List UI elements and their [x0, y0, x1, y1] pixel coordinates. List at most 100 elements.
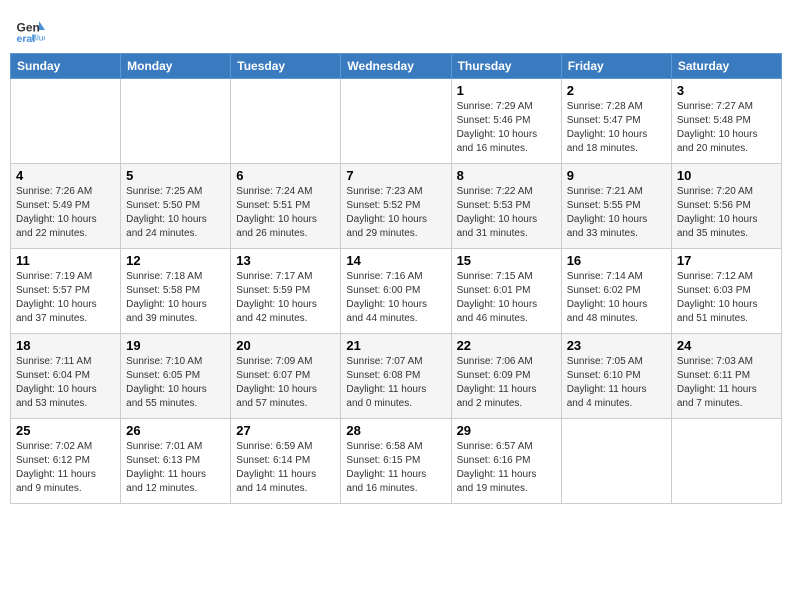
calendar-day-cell: 15 Sunrise: 7:15 AM Sunset: 6:01 PM Dayli…: [451, 249, 561, 334]
col-header-tuesday: Tuesday: [231, 54, 341, 79]
day-info: Sunrise: 7:15 AM Sunset: 6:01 PM Dayligh…: [457, 270, 556, 326]
day-info: Sunrise: 7:11 AM Sunset: 6:04 PM Dayligh…: [16, 355, 115, 411]
day-number: 22: [457, 338, 556, 353]
calendar-day-cell: [121, 79, 231, 164]
calendar-day-cell: 4 Sunrise: 7:26 AM Sunset: 5:49 PM Daylig…: [11, 164, 121, 249]
calendar-day-cell: 25 Sunrise: 7:02 AM Sunset: 6:12 PM Dayli…: [11, 419, 121, 504]
day-info: Sunrise: 7:16 AM Sunset: 6:00 PM Dayligh…: [346, 270, 445, 326]
calendar-day-cell: 20Sunrise: 7:09 AM Sunset: 6:07 PM Dayli…: [231, 334, 341, 419]
calendar-day-cell: 22Sunrise: 7:06 AM Sunset: 6:09 PM Dayli…: [451, 334, 561, 419]
page-header: Gen eral Blue: [10, 10, 782, 45]
calendar-day-cell: 3 Sunrise: 7:27 AM Sunset: 5:48 PM Daylig…: [671, 79, 781, 164]
day-number: 6: [236, 168, 335, 183]
day-number: 18: [16, 338, 115, 353]
calendar-day-cell: 24 Sunrise: 7:03 AM Sunset: 6:11 PM Dayli…: [671, 334, 781, 419]
day-info: Sunrise: 7:17 AM Sunset: 5:59 PM Dayligh…: [236, 270, 335, 326]
day-info: Sunrise: 7:19 AM Sunset: 5:57 PM Dayligh…: [16, 270, 115, 326]
day-info: Sunrise: 6:59 AM Sunset: 6:14 PM Dayligh…: [236, 440, 335, 496]
day-info: Sunrise: 7:10 AM Sunset: 6:05 PM Dayligh…: [126, 355, 225, 411]
calendar-day-cell: 29 Sunrise: 6:57 AM Sunset: 6:16 PM Dayli…: [451, 419, 561, 504]
calendar-day-cell: 12 Sunrise: 7:18 AM Sunset: 5:58 PM Dayli…: [121, 249, 231, 334]
day-info: Sunrise: 7:21 AM Sunset: 5:55 PM Dayligh…: [567, 185, 666, 241]
day-info: Sunrise: 7:29 AM Sunset: 5:46 PM Dayligh…: [457, 100, 556, 156]
day-number: 27: [236, 423, 335, 438]
calendar-header-row: SundayMondayTuesdayWednesdayThursdayFrid…: [11, 54, 782, 79]
calendar-day-cell: 23 Sunrise: 7:05 AM Sunset: 6:10 PM Dayli…: [561, 334, 671, 419]
day-number: 25: [16, 423, 115, 438]
col-header-monday: Monday: [121, 54, 231, 79]
day-info: Sunrise: 7:27 AM Sunset: 5:48 PM Dayligh…: [677, 100, 776, 156]
day-number: 7: [346, 168, 445, 183]
day-number: 24: [677, 338, 776, 353]
day-number: 8: [457, 168, 556, 183]
day-number: 3: [677, 83, 776, 98]
calendar-day-cell: 19 Sunrise: 7:10 AM Sunset: 6:05 PM Dayli…: [121, 334, 231, 419]
calendar-day-cell: [341, 79, 451, 164]
day-number: 11: [16, 253, 115, 268]
day-info: Sunrise: 7:01 AM Sunset: 6:13 PM Dayligh…: [126, 440, 225, 496]
day-info: Sunrise: 7:25 AM Sunset: 5:50 PM Dayligh…: [126, 185, 225, 241]
calendar-day-cell: 16 Sunrise: 7:14 AM Sunset: 6:02 PM Dayli…: [561, 249, 671, 334]
col-header-thursday: Thursday: [451, 54, 561, 79]
day-number: 21: [346, 338, 445, 353]
calendar-day-cell: 9 Sunrise: 7:21 AM Sunset: 5:55 PM Daylig…: [561, 164, 671, 249]
day-number: 14: [346, 253, 445, 268]
day-number: 10: [677, 168, 776, 183]
day-info: Sunrise: 7:14 AM Sunset: 6:02 PM Dayligh…: [567, 270, 666, 326]
day-number: 20: [236, 338, 335, 353]
day-info: Sunrise: 7:23 AM Sunset: 5:52 PM Dayligh…: [346, 185, 445, 241]
calendar-table: SundayMondayTuesdayWednesdayThursdayFrid…: [10, 53, 782, 504]
calendar-day-cell: 26 Sunrise: 7:01 AM Sunset: 6:13 PM Dayli…: [121, 419, 231, 504]
svg-text:Blue: Blue: [32, 34, 46, 43]
calendar-day-cell: 6Sunrise: 7:24 AM Sunset: 5:51 PM Daylig…: [231, 164, 341, 249]
day-info: Sunrise: 7:07 AM Sunset: 6:08 PM Dayligh…: [346, 355, 445, 411]
calendar-day-cell: 11 Sunrise: 7:19 AM Sunset: 5:57 PM Dayli…: [11, 249, 121, 334]
day-number: 19: [126, 338, 225, 353]
day-number: 9: [567, 168, 666, 183]
day-number: 4: [16, 168, 115, 183]
calendar-day-cell: [561, 419, 671, 504]
calendar-day-cell: 8 Sunrise: 7:22 AM Sunset: 5:53 PM Daylig…: [451, 164, 561, 249]
calendar-week-row: 25 Sunrise: 7:02 AM Sunset: 6:12 PM Dayli…: [11, 419, 782, 504]
day-number: 15: [457, 253, 556, 268]
col-header-sunday: Sunday: [11, 54, 121, 79]
day-info: Sunrise: 7:18 AM Sunset: 5:58 PM Dayligh…: [126, 270, 225, 326]
day-info: Sunrise: 7:26 AM Sunset: 5:49 PM Dayligh…: [16, 185, 115, 241]
day-info: Sunrise: 6:57 AM Sunset: 6:16 PM Dayligh…: [457, 440, 556, 496]
calendar-week-row: 4 Sunrise: 7:26 AM Sunset: 5:49 PM Daylig…: [11, 164, 782, 249]
calendar-week-row: 18 Sunrise: 7:11 AM Sunset: 6:04 PM Dayli…: [11, 334, 782, 419]
day-number: 2: [567, 83, 666, 98]
calendar-day-cell: 10 Sunrise: 7:20 AM Sunset: 5:56 PM Dayli…: [671, 164, 781, 249]
calendar-day-cell: [11, 79, 121, 164]
day-info: Sunrise: 7:28 AM Sunset: 5:47 PM Dayligh…: [567, 100, 666, 156]
day-info: Sunrise: 6:58 AM Sunset: 6:15 PM Dayligh…: [346, 440, 445, 496]
calendar-day-cell: 28Sunrise: 6:58 AM Sunset: 6:15 PM Dayli…: [341, 419, 451, 504]
calendar-day-cell: 5 Sunrise: 7:25 AM Sunset: 5:50 PM Daylig…: [121, 164, 231, 249]
day-number: 12: [126, 253, 225, 268]
calendar-day-cell: 27 Sunrise: 6:59 AM Sunset: 6:14 PM Dayli…: [231, 419, 341, 504]
col-header-friday: Friday: [561, 54, 671, 79]
day-info: Sunrise: 7:12 AM Sunset: 6:03 PM Dayligh…: [677, 270, 776, 326]
calendar-week-row: 11 Sunrise: 7:19 AM Sunset: 5:57 PM Dayli…: [11, 249, 782, 334]
calendar-day-cell: 1 Sunrise: 7:29 AM Sunset: 5:46 PM Daylig…: [451, 79, 561, 164]
calendar-week-row: 1 Sunrise: 7:29 AM Sunset: 5:46 PM Daylig…: [11, 79, 782, 164]
calendar-day-cell: [231, 79, 341, 164]
day-number: 1: [457, 83, 556, 98]
calendar-day-cell: 7 Sunrise: 7:23 AM Sunset: 5:52 PM Daylig…: [341, 164, 451, 249]
day-number: 17: [677, 253, 776, 268]
day-info: Sunrise: 7:05 AM Sunset: 6:10 PM Dayligh…: [567, 355, 666, 411]
day-info: Sunrise: 7:22 AM Sunset: 5:53 PM Dayligh…: [457, 185, 556, 241]
day-number: 23: [567, 338, 666, 353]
day-info: Sunrise: 7:03 AM Sunset: 6:11 PM Dayligh…: [677, 355, 776, 411]
calendar-day-cell: 13Sunrise: 7:17 AM Sunset: 5:59 PM Dayli…: [231, 249, 341, 334]
day-number: 16: [567, 253, 666, 268]
calendar-day-cell: 21 Sunrise: 7:07 AM Sunset: 6:08 PM Dayli…: [341, 334, 451, 419]
day-number: 29: [457, 423, 556, 438]
day-number: 5: [126, 168, 225, 183]
day-info: Sunrise: 7:20 AM Sunset: 5:56 PM Dayligh…: [677, 185, 776, 241]
day-number: 26: [126, 423, 225, 438]
day-info: Sunrise: 7:02 AM Sunset: 6:12 PM Dayligh…: [16, 440, 115, 496]
col-header-saturday: Saturday: [671, 54, 781, 79]
calendar-day-cell: [671, 419, 781, 504]
calendar-day-cell: 18 Sunrise: 7:11 AM Sunset: 6:04 PM Dayli…: [11, 334, 121, 419]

**Task to complete:**
Copy the data from the line containing "calendar-day-cell: 15 Sunrise: 7:15" through the line containing "day-info: Sunrise: 7:11", word for word.

**Answer to the exercise:**
calendar-day-cell: 15 Sunrise: 7:15 AM Sunset: 6:01 PM Dayli…: [451, 249, 561, 334]
col-header-tuesday: Tuesday: [231, 54, 341, 79]
day-info: Sunrise: 7:15 AM Sunset: 6:01 PM Dayligh…: [457, 270, 556, 326]
day-info: Sunrise: 7:11 AM Sunset: 6:04 PM Dayligh…: [16, 355, 115, 411]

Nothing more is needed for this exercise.